- [WHAT THIS TASK INVOLVES] Quote every line as given.

- [AVAILABLE DATA]
________________

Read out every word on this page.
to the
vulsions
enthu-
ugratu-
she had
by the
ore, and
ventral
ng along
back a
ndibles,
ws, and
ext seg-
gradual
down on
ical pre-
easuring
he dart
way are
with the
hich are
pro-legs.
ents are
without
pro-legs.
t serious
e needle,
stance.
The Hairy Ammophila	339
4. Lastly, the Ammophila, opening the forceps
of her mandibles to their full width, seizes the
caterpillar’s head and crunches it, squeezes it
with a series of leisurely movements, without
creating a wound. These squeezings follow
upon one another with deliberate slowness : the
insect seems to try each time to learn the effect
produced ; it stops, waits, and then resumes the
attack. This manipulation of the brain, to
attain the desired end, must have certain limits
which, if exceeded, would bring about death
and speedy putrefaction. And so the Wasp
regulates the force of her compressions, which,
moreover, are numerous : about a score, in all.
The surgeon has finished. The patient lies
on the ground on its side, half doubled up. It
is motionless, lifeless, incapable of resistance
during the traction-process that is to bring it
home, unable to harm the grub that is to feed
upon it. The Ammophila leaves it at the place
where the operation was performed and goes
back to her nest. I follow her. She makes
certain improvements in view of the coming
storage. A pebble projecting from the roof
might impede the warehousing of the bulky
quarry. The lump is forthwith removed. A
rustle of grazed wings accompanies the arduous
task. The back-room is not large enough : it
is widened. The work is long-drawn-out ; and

________________

- [PROBLEM SOLUTION]
Read out every word on this page.
to the
vulsions
enthu-
ugratu-
she had
by the
ore, and
ventral
ng along
back a
ndibles,
ws, and
ext seg-
gradual
down on
ical pre-
easuring
he dart
way are
with the
hich are
pro-legs.
ents are
without
pro-legs.
t serious
e needle,
stance.
The Hairy Ammophila	339
4. Lastly, the Ammophila, opening the forceps
of her mandibles to their full width, seizes the
caterpillar’s head and crunches it, squeezes it
with a series of leisurely movements, without
creating a wound. These squeezings follow
upon one another with deliberate slowness : the
insect seems to try each time to learn the effect
produced ; it stops, waits, and then resumes the
attack. This manipulation of the brain, to
attain the desired end, must have certain limits
which, if exceeded, would bring about death
and speedy putrefaction. And so the Wasp
regulates the force of her compressions, which,
moreover, are numerous : about a score, in all.
The surgeon has finished. The patient lies
on the ground on its side, half doubled up. It
is motionless, lifeless, incapable of resistance
during the traction-process that is to bring it
home, unable to harm the grub that is to feed
upon it. The Ammophila leaves it at the place
where the operation was performed and goes
back to her nest. I follow her. She makes
certain improvements in view of the coming
storage. A pebble projecting from the roof
might impede the warehousing of the bulky
quarry. The lump is forthwith removed. A
rustle of grazed wings accompanies the arduous
task. The back-room is not large enough : it
is widened. The work is long-drawn-out ; and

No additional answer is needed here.